Records that describe figures:
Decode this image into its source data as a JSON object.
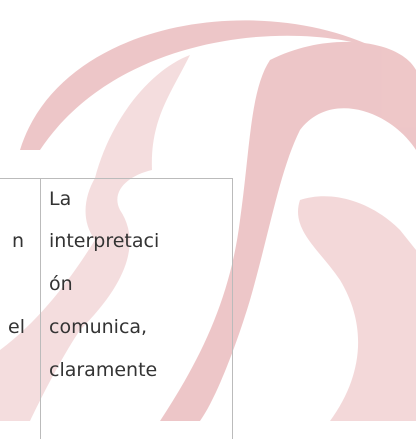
{
  "table": {
    "rows": [
      {
        "cells": [
          {
            "lines": [
              "n",
              "el"
            ]
          },
          {
            "lines": [
              "La",
              "interpretaci",
              "ón",
              "comunica,",
              "claramente"
            ]
          }
        ]
      }
    ]
  }
}
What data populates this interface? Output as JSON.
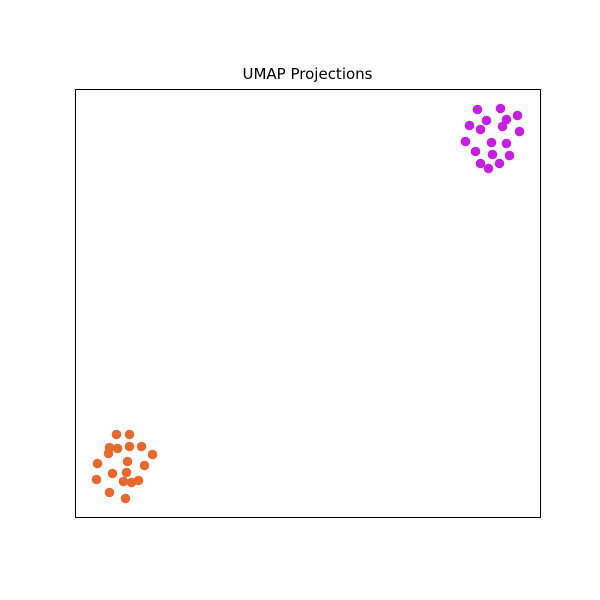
{
  "chart_data": {
    "type": "scatter",
    "title": "UMAP Projections",
    "xlabel": "",
    "ylabel": "",
    "xlim": [
      0,
      465
    ],
    "ylim": [
      0,
      428
    ],
    "grid": false,
    "axis_ticks": false,
    "legend": "none",
    "series": [
      {
        "color": "#e8692d",
        "points": [
          [
            41,
            83
          ],
          [
            54,
            83
          ],
          [
            34,
            70
          ],
          [
            42,
            69
          ],
          [
            54,
            71
          ],
          [
            66,
            71
          ],
          [
            77,
            63
          ],
          [
            33,
            64
          ],
          [
            22,
            54
          ],
          [
            52,
            56
          ],
          [
            69,
            52
          ],
          [
            37,
            44
          ],
          [
            51,
            45
          ],
          [
            21,
            38
          ],
          [
            48,
            36
          ],
          [
            56,
            35
          ],
          [
            63,
            37
          ],
          [
            34,
            25
          ],
          [
            50,
            19
          ]
        ]
      },
      {
        "color": "#c51fe0",
        "points": [
          [
            402,
            408
          ],
          [
            425,
            409
          ],
          [
            442,
            402
          ],
          [
            411,
            397
          ],
          [
            431,
            398
          ],
          [
            394,
            392
          ],
          [
            405,
            388
          ],
          [
            427,
            391
          ],
          [
            444,
            386
          ],
          [
            390,
            376
          ],
          [
            416,
            375
          ],
          [
            431,
            374
          ],
          [
            400,
            366
          ],
          [
            417,
            363
          ],
          [
            434,
            362
          ],
          [
            405,
            354
          ],
          [
            424,
            354
          ],
          [
            413,
            349
          ]
        ]
      }
    ]
  }
}
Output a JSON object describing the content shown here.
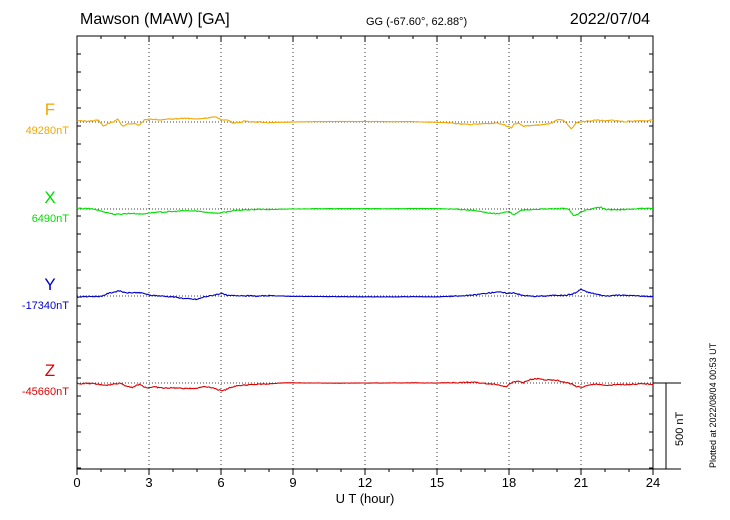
{
  "header": {
    "station": "Mawson (MAW)  [GA]",
    "coords": "GG (-67.60°,  62.88°)",
    "date": "2022/07/04"
  },
  "footer": {
    "plotted": "Plotted at 2022/08/04 00:53 UT",
    "scale_label": "500 nT"
  },
  "chart_data": {
    "type": "line",
    "title": "Mawson (MAW)  [GA]",
    "xlabel": "U T (hour)",
    "ylabel": "",
    "xlim": [
      0,
      24
    ],
    "x_ticks": [
      0,
      3,
      6,
      9,
      12,
      15,
      18,
      21,
      24
    ],
    "x_tick_labels": [
      "0",
      "3",
      "6",
      "9",
      "12",
      "15",
      "18",
      "21",
      "24"
    ],
    "grid": true,
    "scale_bar_nT": 500,
    "series": [
      {
        "name": "F",
        "baseline_label": "49280nT",
        "baseline_nT": 49280,
        "color": "#f0a800",
        "points": [
          [
            0,
            6
          ],
          [
            0.5,
            5
          ],
          [
            0.9,
            10
          ],
          [
            1.1,
            -25
          ],
          [
            1.3,
            -8
          ],
          [
            1.5,
            0
          ],
          [
            1.7,
            15
          ],
          [
            1.9,
            -25
          ],
          [
            2.1,
            -12
          ],
          [
            2.4,
            -8
          ],
          [
            2.6,
            -20
          ],
          [
            2.8,
            10
          ],
          [
            3.0,
            18
          ],
          [
            3.5,
            12
          ],
          [
            4.0,
            18
          ],
          [
            4.5,
            22
          ],
          [
            5.0,
            17
          ],
          [
            5.5,
            25
          ],
          [
            5.8,
            28
          ],
          [
            6.0,
            15
          ],
          [
            6.3,
            10
          ],
          [
            6.5,
            -5
          ],
          [
            6.8,
            -2
          ],
          [
            7.0,
            5
          ],
          [
            7.5,
            0
          ],
          [
            8.0,
            -3
          ],
          [
            8.5,
            -2
          ],
          [
            9.0,
            0
          ],
          [
            9.5,
            1
          ],
          [
            10.0,
            2
          ],
          [
            11.0,
            3
          ],
          [
            12.0,
            3
          ],
          [
            13.0,
            2
          ],
          [
            14.0,
            2
          ],
          [
            15.0,
            -2
          ],
          [
            15.5,
            -5
          ],
          [
            16.0,
            -12
          ],
          [
            16.5,
            -14
          ],
          [
            17.0,
            -10
          ],
          [
            17.3,
            -8
          ],
          [
            17.5,
            -5
          ],
          [
            17.7,
            -12
          ],
          [
            17.9,
            -22
          ],
          [
            18.0,
            -26
          ],
          [
            18.1,
            -33
          ],
          [
            18.2,
            -12
          ],
          [
            18.4,
            -5
          ],
          [
            18.6,
            -25
          ],
          [
            19.0,
            -20
          ],
          [
            19.5,
            -15
          ],
          [
            19.8,
            -5
          ],
          [
            20.0,
            10
          ],
          [
            20.2,
            14
          ],
          [
            20.4,
            -8
          ],
          [
            20.6,
            -40
          ],
          [
            20.8,
            -5
          ],
          [
            21.0,
            0
          ],
          [
            21.3,
            5
          ],
          [
            21.7,
            12
          ],
          [
            22.0,
            5
          ],
          [
            22.3,
            10
          ],
          [
            22.8,
            2
          ],
          [
            23.2,
            6
          ],
          [
            23.7,
            8
          ],
          [
            24.0,
            10
          ]
        ]
      },
      {
        "name": "X",
        "baseline_label": "6490nT",
        "baseline_nT": 6490,
        "color": "#00dd00",
        "points": [
          [
            0,
            3
          ],
          [
            0.3,
            3
          ],
          [
            0.7,
            0
          ],
          [
            1.0,
            -12
          ],
          [
            1.3,
            -22
          ],
          [
            1.6,
            -32
          ],
          [
            1.9,
            -28
          ],
          [
            2.3,
            -25
          ],
          [
            2.7,
            -30
          ],
          [
            3.0,
            -22
          ],
          [
            3.5,
            -18
          ],
          [
            4.0,
            -15
          ],
          [
            4.5,
            -10
          ],
          [
            5.0,
            -12
          ],
          [
            5.5,
            -20
          ],
          [
            5.8,
            -25
          ],
          [
            6.1,
            -20
          ],
          [
            6.5,
            -10
          ],
          [
            7.0,
            -5
          ],
          [
            7.5,
            -2
          ],
          [
            8.0,
            -3
          ],
          [
            8.5,
            -1
          ],
          [
            9.0,
            0
          ],
          [
            9.5,
            1
          ],
          [
            10.0,
            2
          ],
          [
            11.0,
            2
          ],
          [
            12.0,
            2
          ],
          [
            13.0,
            1
          ],
          [
            14.0,
            3
          ],
          [
            15.0,
            2
          ],
          [
            15.5,
            0
          ],
          [
            16.0,
            -2
          ],
          [
            16.5,
            -8
          ],
          [
            17.0,
            -20
          ],
          [
            17.3,
            -25
          ],
          [
            17.5,
            -28
          ],
          [
            17.8,
            -20
          ],
          [
            18.0,
            -15
          ],
          [
            18.2,
            -35
          ],
          [
            18.5,
            -8
          ],
          [
            19.0,
            -2
          ],
          [
            19.5,
            0
          ],
          [
            20.0,
            2
          ],
          [
            20.3,
            5
          ],
          [
            20.5,
            -5
          ],
          [
            20.7,
            -40
          ],
          [
            20.9,
            -30
          ],
          [
            21.0,
            -15
          ],
          [
            21.2,
            -8
          ],
          [
            21.5,
            2
          ],
          [
            21.8,
            12
          ],
          [
            22.0,
            -2
          ],
          [
            22.5,
            -5
          ],
          [
            23.0,
            -2
          ],
          [
            23.5,
            3
          ],
          [
            24.0,
            2
          ]
        ]
      },
      {
        "name": "Y",
        "baseline_label": "-17340nT",
        "baseline_nT": -17340,
        "color": "#0000cc",
        "points": [
          [
            0,
            -5
          ],
          [
            0.5,
            -3
          ],
          [
            1.0,
            -2
          ],
          [
            1.3,
            15
          ],
          [
            1.6,
            25
          ],
          [
            1.8,
            30
          ],
          [
            2.0,
            18
          ],
          [
            2.5,
            20
          ],
          [
            2.8,
            15
          ],
          [
            3.0,
            5
          ],
          [
            3.5,
            0
          ],
          [
            4.0,
            -5
          ],
          [
            4.5,
            -15
          ],
          [
            5.0,
            -20
          ],
          [
            5.3,
            -5
          ],
          [
            5.6,
            2
          ],
          [
            6.0,
            15
          ],
          [
            6.3,
            2
          ],
          [
            6.8,
            3
          ],
          [
            7.5,
            -1
          ],
          [
            8.0,
            2
          ],
          [
            8.5,
            0
          ],
          [
            9.0,
            -2
          ],
          [
            10.0,
            -3
          ],
          [
            11.0,
            -4
          ],
          [
            12.0,
            -5
          ],
          [
            13.0,
            -5
          ],
          [
            14.0,
            -4
          ],
          [
            15.0,
            -5
          ],
          [
            15.5,
            -2
          ],
          [
            16.0,
            0
          ],
          [
            16.5,
            5
          ],
          [
            17.0,
            15
          ],
          [
            17.3,
            20
          ],
          [
            17.5,
            25
          ],
          [
            17.8,
            18
          ],
          [
            18.0,
            15
          ],
          [
            18.2,
            20
          ],
          [
            18.5,
            5
          ],
          [
            19.0,
            -2
          ],
          [
            19.5,
            0
          ],
          [
            20.0,
            5
          ],
          [
            20.3,
            3
          ],
          [
            20.6,
            10
          ],
          [
            20.8,
            20
          ],
          [
            21.0,
            40
          ],
          [
            21.2,
            25
          ],
          [
            21.5,
            15
          ],
          [
            22.0,
            0
          ],
          [
            22.5,
            5
          ],
          [
            23.0,
            3
          ],
          [
            23.5,
            0
          ],
          [
            24.0,
            -4
          ]
        ]
      },
      {
        "name": "Z",
        "baseline_label": "-45660nT",
        "baseline_nT": -45660,
        "color": "#dd0000",
        "points": [
          [
            0,
            -5
          ],
          [
            0.5,
            -2
          ],
          [
            1.0,
            -10
          ],
          [
            1.3,
            -12
          ],
          [
            1.6,
            -5
          ],
          [
            1.8,
            0
          ],
          [
            2.0,
            -15
          ],
          [
            2.3,
            -25
          ],
          [
            2.6,
            -8
          ],
          [
            2.9,
            -28
          ],
          [
            3.2,
            -22
          ],
          [
            3.6,
            -30
          ],
          [
            4.0,
            -28
          ],
          [
            4.5,
            -32
          ],
          [
            5.0,
            -30
          ],
          [
            5.3,
            -20
          ],
          [
            5.6,
            -25
          ],
          [
            5.9,
            -40
          ],
          [
            6.1,
            -45
          ],
          [
            6.4,
            -25
          ],
          [
            6.7,
            -15
          ],
          [
            7.0,
            -12
          ],
          [
            7.5,
            -8
          ],
          [
            8.0,
            -5
          ],
          [
            8.5,
            0
          ],
          [
            9.0,
            2
          ],
          [
            9.5,
            0
          ],
          [
            10.0,
            0
          ],
          [
            11.0,
            -1
          ],
          [
            12.0,
            0
          ],
          [
            13.0,
            0
          ],
          [
            14.0,
            1
          ],
          [
            15.0,
            0
          ],
          [
            15.5,
            2
          ],
          [
            16.0,
            2
          ],
          [
            16.5,
            5
          ],
          [
            17.0,
            -3
          ],
          [
            17.3,
            -5
          ],
          [
            17.6,
            -12
          ],
          [
            17.9,
            -20
          ],
          [
            18.1,
            2
          ],
          [
            18.4,
            10
          ],
          [
            18.6,
            2
          ],
          [
            18.9,
            20
          ],
          [
            19.2,
            25
          ],
          [
            19.5,
            18
          ],
          [
            20.0,
            15
          ],
          [
            20.3,
            5
          ],
          [
            20.6,
            -5
          ],
          [
            20.8,
            -20
          ],
          [
            21.0,
            -25
          ],
          [
            21.3,
            -15
          ],
          [
            21.6,
            -5
          ],
          [
            22.0,
            -15
          ],
          [
            22.5,
            -10
          ],
          [
            23.0,
            -8
          ],
          [
            23.5,
            -5
          ],
          [
            24.0,
            -7
          ]
        ]
      }
    ]
  }
}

• Exercise task
Reply with one number only: how many lines of the listing hold "JSON"?

• The answer
3